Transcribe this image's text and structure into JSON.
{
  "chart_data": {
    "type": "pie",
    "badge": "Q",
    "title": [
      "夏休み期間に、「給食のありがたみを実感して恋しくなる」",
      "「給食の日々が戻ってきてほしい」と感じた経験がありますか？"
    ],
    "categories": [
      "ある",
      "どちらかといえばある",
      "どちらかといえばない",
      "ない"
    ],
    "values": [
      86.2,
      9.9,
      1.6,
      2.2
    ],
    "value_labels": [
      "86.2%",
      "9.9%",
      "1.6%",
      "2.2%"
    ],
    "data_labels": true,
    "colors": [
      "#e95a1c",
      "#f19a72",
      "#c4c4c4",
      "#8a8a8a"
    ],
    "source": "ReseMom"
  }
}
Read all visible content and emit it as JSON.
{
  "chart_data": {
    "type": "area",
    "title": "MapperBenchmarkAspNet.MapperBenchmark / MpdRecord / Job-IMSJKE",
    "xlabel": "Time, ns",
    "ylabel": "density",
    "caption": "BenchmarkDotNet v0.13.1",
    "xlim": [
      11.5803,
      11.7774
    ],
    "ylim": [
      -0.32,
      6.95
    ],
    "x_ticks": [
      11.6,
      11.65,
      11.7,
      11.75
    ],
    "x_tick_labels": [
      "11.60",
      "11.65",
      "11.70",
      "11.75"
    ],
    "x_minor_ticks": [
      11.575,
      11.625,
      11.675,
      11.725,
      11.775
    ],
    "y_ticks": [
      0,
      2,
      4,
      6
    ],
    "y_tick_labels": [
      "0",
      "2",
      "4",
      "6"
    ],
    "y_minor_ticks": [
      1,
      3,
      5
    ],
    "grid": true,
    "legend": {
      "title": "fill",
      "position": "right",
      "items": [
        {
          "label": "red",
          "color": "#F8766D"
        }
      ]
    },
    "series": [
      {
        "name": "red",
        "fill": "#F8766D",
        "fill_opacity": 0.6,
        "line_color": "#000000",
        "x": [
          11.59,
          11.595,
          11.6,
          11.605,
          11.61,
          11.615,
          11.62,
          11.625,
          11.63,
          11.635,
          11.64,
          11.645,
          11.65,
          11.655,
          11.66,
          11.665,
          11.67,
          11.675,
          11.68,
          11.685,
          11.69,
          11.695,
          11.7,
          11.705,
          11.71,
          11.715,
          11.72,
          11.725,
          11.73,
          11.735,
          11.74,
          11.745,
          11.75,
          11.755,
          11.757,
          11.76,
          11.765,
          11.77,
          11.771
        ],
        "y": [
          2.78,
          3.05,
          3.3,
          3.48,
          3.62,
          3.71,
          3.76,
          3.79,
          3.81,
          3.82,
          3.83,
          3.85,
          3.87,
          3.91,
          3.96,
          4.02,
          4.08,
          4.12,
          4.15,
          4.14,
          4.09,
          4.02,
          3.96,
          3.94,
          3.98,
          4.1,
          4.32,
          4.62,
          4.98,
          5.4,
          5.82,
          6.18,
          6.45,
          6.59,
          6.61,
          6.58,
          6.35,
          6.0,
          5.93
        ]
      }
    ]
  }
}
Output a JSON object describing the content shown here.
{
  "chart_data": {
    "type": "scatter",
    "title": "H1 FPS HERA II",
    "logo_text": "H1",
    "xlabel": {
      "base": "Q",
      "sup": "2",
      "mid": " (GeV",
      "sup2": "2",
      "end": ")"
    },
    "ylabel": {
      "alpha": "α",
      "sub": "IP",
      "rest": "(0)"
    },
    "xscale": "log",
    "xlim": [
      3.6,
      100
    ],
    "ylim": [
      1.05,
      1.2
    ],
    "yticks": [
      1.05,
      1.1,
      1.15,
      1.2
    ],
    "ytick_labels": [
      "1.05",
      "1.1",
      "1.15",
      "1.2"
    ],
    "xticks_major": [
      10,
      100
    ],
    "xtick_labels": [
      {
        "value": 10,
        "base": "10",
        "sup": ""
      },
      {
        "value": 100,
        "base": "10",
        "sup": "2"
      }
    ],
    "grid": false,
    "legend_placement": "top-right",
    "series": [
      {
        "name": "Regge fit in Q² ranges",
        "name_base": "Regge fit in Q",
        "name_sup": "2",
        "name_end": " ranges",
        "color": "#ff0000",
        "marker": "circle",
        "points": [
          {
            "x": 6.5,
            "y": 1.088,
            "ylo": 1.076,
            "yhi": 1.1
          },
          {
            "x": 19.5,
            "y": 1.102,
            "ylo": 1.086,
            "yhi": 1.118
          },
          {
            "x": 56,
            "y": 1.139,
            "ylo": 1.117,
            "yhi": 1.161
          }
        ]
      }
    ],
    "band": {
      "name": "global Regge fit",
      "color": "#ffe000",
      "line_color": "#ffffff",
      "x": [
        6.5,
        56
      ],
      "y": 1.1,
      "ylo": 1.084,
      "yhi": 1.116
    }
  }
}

━━━━━━

• Your objective: Copy each line of the records that contains the word "Regge".

• The response:
        "name": "Regge fit in Q² ranges",
        "name_base": "Regge fit in Q",
      "name": "global Regge fit",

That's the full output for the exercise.